- _WORK TO COMPLETE_
Count the lines below that include the word "宁夏警官职业学院" and write that number alone.

· · ·

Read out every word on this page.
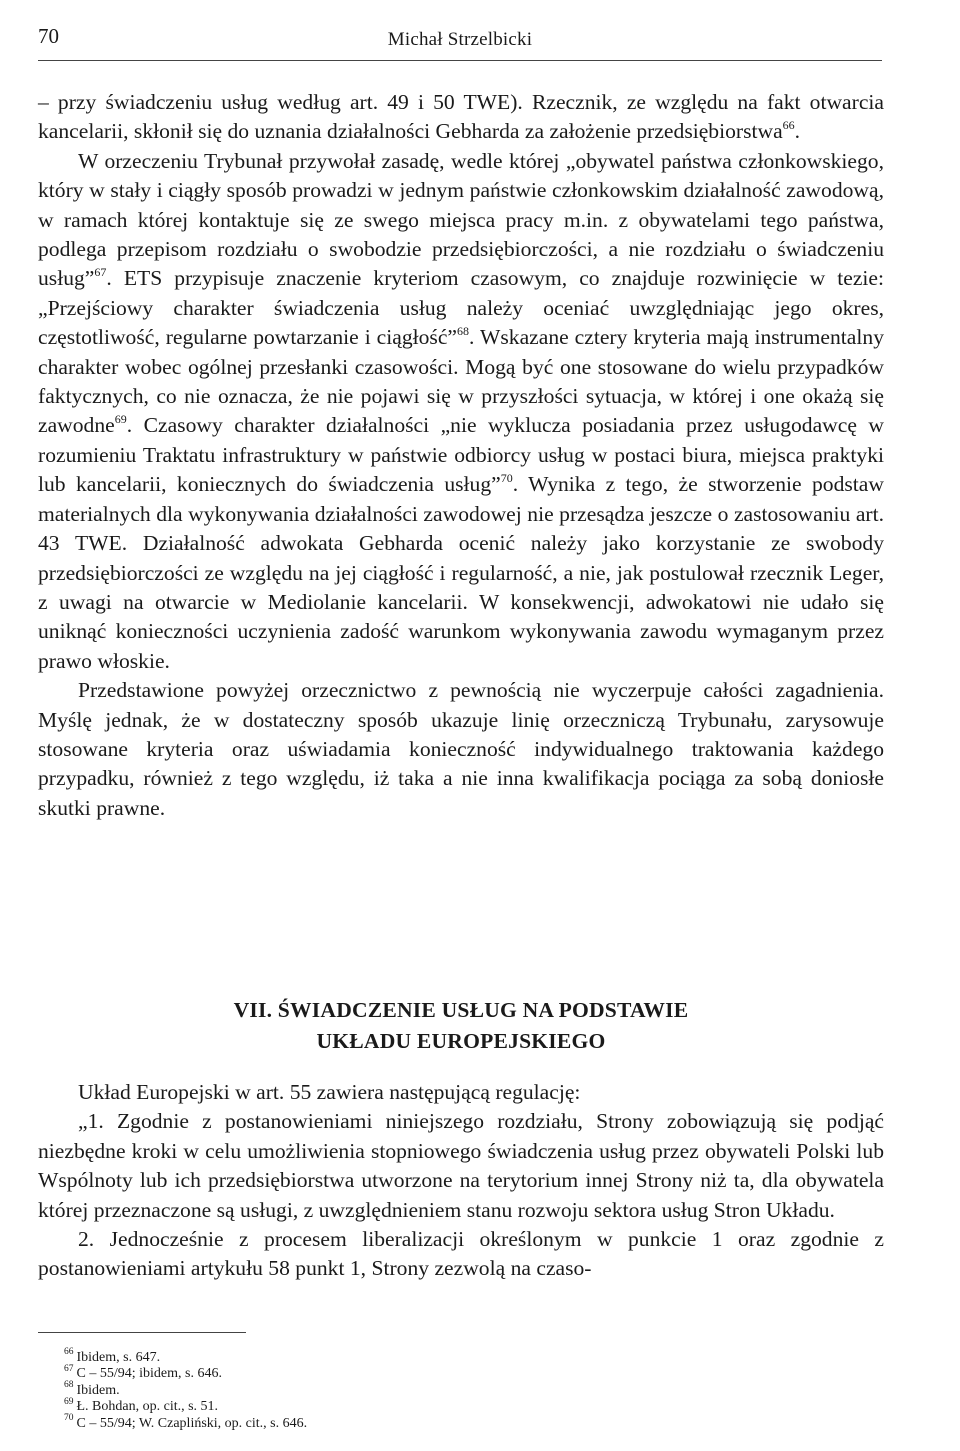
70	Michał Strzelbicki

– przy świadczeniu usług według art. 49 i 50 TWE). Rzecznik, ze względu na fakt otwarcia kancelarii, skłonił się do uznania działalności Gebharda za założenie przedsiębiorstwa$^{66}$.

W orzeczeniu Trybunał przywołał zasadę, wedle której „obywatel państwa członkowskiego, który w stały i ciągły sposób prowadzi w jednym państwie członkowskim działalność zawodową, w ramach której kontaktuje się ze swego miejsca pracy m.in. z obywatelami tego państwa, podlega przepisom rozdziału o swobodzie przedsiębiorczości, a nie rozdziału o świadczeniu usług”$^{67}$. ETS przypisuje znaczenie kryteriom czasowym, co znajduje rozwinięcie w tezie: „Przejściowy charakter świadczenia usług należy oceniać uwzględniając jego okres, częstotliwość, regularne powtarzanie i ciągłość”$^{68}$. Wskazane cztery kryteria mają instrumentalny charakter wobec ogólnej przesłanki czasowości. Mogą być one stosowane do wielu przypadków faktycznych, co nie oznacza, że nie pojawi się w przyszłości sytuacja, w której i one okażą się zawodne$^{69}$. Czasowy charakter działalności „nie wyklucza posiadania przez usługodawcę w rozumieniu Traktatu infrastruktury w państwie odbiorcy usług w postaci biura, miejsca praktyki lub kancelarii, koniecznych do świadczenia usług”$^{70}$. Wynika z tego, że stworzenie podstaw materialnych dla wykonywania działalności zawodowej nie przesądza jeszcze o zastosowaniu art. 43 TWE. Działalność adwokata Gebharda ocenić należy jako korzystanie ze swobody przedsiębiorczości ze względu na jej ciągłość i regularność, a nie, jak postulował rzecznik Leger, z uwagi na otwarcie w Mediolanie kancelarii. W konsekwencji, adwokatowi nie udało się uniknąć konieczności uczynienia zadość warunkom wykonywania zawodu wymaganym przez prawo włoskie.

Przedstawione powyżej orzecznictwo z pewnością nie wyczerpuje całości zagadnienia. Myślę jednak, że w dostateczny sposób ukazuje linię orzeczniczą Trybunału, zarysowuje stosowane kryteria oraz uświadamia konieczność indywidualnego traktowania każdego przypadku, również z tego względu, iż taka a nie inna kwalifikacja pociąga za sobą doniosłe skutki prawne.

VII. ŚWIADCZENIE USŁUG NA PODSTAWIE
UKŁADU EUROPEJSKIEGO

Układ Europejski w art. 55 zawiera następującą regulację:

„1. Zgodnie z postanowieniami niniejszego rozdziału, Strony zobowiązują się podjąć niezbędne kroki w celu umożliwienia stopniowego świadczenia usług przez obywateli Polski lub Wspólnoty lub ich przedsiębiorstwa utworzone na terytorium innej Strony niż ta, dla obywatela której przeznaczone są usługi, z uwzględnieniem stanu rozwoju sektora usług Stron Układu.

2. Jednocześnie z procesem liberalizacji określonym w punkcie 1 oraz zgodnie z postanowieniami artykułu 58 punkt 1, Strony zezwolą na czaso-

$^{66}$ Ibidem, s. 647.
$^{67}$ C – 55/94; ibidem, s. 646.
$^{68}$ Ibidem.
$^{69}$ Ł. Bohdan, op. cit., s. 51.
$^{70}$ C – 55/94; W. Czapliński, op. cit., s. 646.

· · ·

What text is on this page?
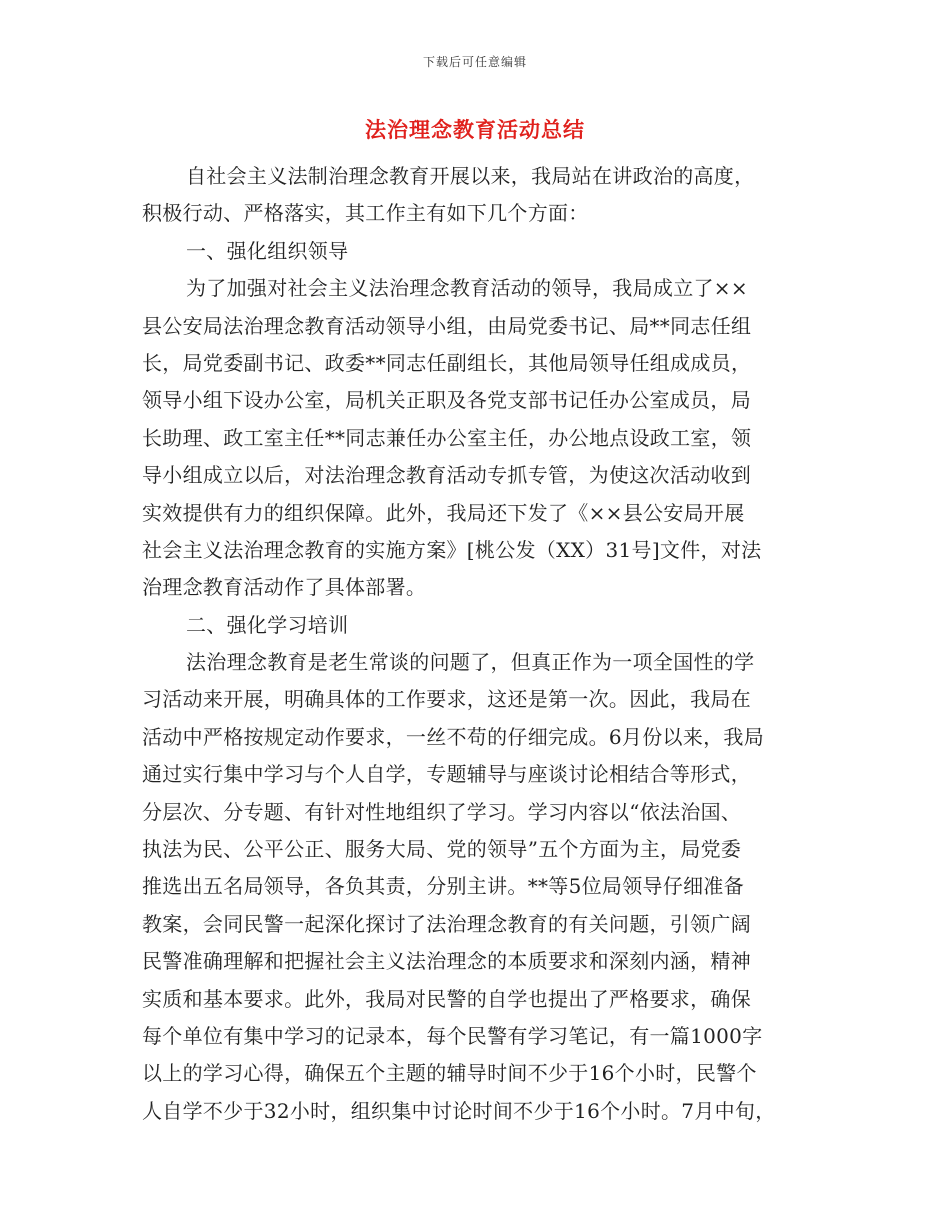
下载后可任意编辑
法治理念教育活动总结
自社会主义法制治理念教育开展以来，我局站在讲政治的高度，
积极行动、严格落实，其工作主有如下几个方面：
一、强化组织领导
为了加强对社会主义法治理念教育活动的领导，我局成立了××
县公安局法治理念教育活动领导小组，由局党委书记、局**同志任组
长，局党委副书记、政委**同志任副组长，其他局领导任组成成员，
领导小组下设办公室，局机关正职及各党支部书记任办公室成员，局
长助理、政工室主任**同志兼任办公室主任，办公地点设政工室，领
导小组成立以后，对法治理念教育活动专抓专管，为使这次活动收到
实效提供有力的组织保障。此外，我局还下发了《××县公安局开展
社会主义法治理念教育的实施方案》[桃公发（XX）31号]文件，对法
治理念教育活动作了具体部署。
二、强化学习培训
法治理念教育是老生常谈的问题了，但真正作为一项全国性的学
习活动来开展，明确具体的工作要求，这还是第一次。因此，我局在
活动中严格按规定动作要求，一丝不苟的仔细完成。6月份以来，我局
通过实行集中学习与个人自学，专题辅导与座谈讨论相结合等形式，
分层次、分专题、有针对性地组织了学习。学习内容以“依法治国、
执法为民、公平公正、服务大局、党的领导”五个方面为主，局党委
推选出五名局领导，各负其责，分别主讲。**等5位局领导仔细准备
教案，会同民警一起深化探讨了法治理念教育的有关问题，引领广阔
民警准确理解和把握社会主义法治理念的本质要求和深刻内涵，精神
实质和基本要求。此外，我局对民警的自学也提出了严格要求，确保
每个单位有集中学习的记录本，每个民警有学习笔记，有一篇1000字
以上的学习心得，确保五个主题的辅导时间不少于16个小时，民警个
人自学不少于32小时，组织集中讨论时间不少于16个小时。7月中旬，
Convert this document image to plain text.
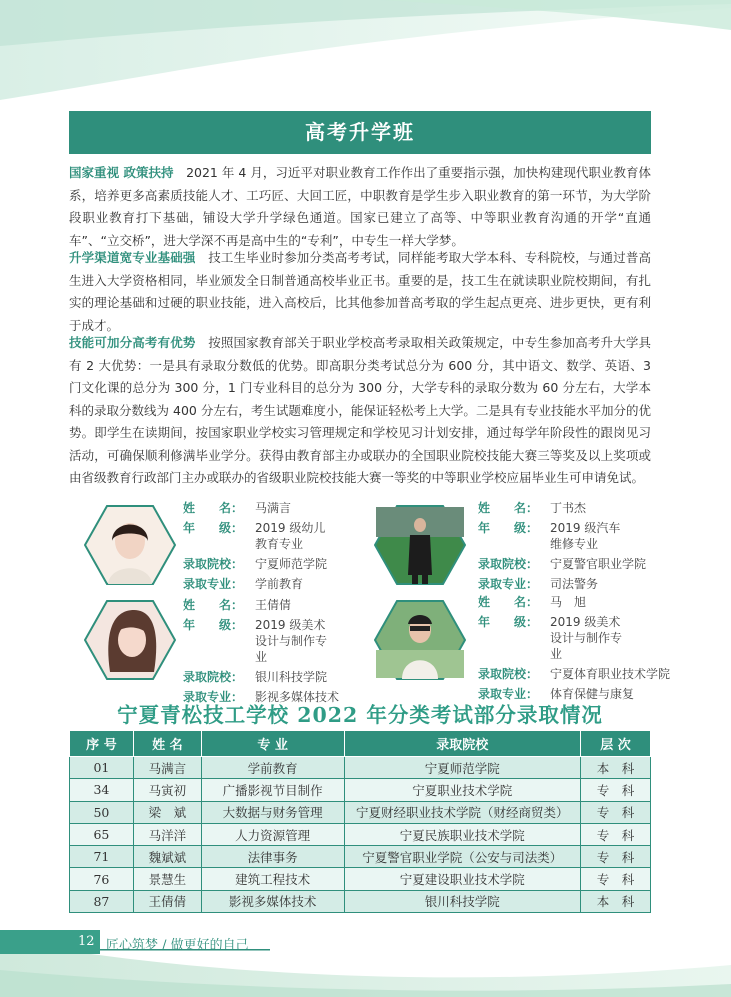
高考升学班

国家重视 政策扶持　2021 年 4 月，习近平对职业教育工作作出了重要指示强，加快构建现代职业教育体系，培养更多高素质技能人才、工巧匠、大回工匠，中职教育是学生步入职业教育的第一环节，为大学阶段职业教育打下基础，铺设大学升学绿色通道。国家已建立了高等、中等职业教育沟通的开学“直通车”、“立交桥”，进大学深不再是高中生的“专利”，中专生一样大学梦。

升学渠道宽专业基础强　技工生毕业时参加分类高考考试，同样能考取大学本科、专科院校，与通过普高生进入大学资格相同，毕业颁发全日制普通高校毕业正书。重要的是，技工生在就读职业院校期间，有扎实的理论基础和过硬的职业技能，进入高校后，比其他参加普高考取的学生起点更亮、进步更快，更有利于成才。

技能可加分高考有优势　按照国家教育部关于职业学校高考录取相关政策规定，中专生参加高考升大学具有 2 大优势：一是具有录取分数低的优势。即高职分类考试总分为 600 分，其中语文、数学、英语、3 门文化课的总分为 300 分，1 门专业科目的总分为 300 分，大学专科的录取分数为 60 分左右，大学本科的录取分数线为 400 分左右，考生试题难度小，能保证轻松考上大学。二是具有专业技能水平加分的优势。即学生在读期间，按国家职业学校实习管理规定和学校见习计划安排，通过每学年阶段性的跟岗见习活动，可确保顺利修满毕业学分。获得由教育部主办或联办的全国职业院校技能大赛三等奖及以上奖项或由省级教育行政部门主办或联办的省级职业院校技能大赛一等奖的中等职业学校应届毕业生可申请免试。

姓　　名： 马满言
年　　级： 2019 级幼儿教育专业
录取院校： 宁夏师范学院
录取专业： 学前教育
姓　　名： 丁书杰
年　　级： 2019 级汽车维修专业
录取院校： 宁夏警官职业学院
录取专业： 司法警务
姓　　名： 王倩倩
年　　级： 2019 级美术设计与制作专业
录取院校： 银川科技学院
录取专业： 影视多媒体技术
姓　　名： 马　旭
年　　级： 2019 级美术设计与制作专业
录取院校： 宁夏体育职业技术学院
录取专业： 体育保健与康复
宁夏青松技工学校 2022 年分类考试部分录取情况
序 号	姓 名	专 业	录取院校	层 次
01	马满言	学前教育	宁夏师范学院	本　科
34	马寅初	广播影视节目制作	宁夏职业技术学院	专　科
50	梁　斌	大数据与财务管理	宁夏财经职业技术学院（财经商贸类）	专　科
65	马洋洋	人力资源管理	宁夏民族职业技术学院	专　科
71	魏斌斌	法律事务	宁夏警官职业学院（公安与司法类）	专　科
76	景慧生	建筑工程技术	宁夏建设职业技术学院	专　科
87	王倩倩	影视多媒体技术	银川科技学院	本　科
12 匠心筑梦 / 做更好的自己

· · ·

- _THE COMPLETED TASK_
2